◆ Page excerpt
-------
Thursday 2 August 2007

On G.K. Chesterton's "The Everlasting Man"



In elaborating this work, a hard difficulty has been that of choosing only one book (and leaving any other Chesterton’s writings aside). When we confront Chesterton, we face a giant –and not only in the physical sense- who left a deep mark on his Country’s literature and on that of many other countries and people of the most different intellectual backgrounds. The exposition seeks to include a brief description of the work itself, but also some words about the author and the time in which he lived. It is intended as a synthesis, undeniably very incomplete and difficult to achieve in such a short work; it leaves aside important information –for example when a mention is made about a very few number of his writings among his 69 books-. Yet we hope it can do at least for an introduction to the reading of the book here studied.
-------
◆ Data excerpt
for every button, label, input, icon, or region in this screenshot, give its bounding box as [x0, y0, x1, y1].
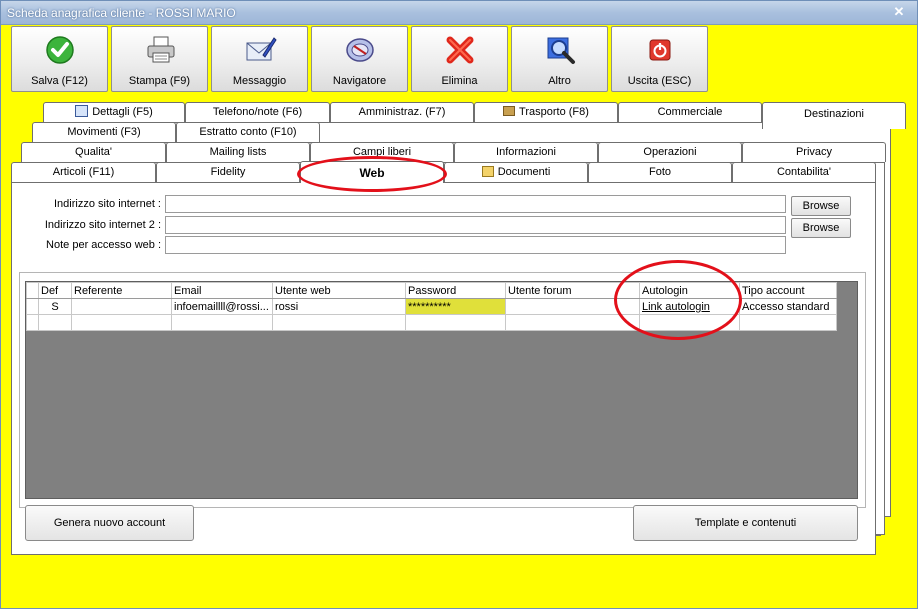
-------
◆ Given problem A
According to the essay on Chesterton's "The Everlasting Man," how many books did Chesterton write?
◆ Given problem B
Carry the essay on Chesterton's "The Everlasting Man" forward from its final sentence.

◆ Result A
69

◆ Result B
Chesterton and His Time
Gilbert Keith Chesterton was born in Kensington, England in 1874. He possessed a vigorous intelligence, impressive physical proportions, merry wit, charming personality and natural affability
[1]. Despite his efforts to achieve oblivion at the bottom of his class, he was singled out as a boy with distinct literary promise[2]. In 1901 he married Frances Blogg, who relieved him of concern with mundane affairs, so that he was able to concentrate completely on his literary efforts. She was, also, a great influence on his conversion to Anglicanism. Though his spiritual journey continued through Catholicism, to which he was received by Reverend John O’Connor, who would become the ‘Fr. Brown’ of Chesterton’s detective stories. His first published volumes were books of verse; soon he wrote about religion, ethics, art, politics, sociology and literature[3].
By the time when Chesterton was born, Victoria was the Queen of England, and remained so for a long period (1837-1901) in benefit for the stability and growth of Great Britain
[4]. The telegraph, steamboats, thousands of miles of railroads and military power on the sea, helped to the building of a world-wide empire. India became a colony of the British Crown by 1858. Between 1880 and 1890, more than 200,000 emigrants traveled from England towards United States or the British colonies. When our writer was 27, King Edward II came into power, and later on (in 1910) George the V did, until Chesterton’s death. When he was around 36, World War I began. Chesterton underwent with his fellow citizens the effects of the Great Depression (1929). Three years before Chesterton’s death, Hitler got into power in Germany (1933); and when he died, the ghost of a second Great War threatened Europe and the whole world.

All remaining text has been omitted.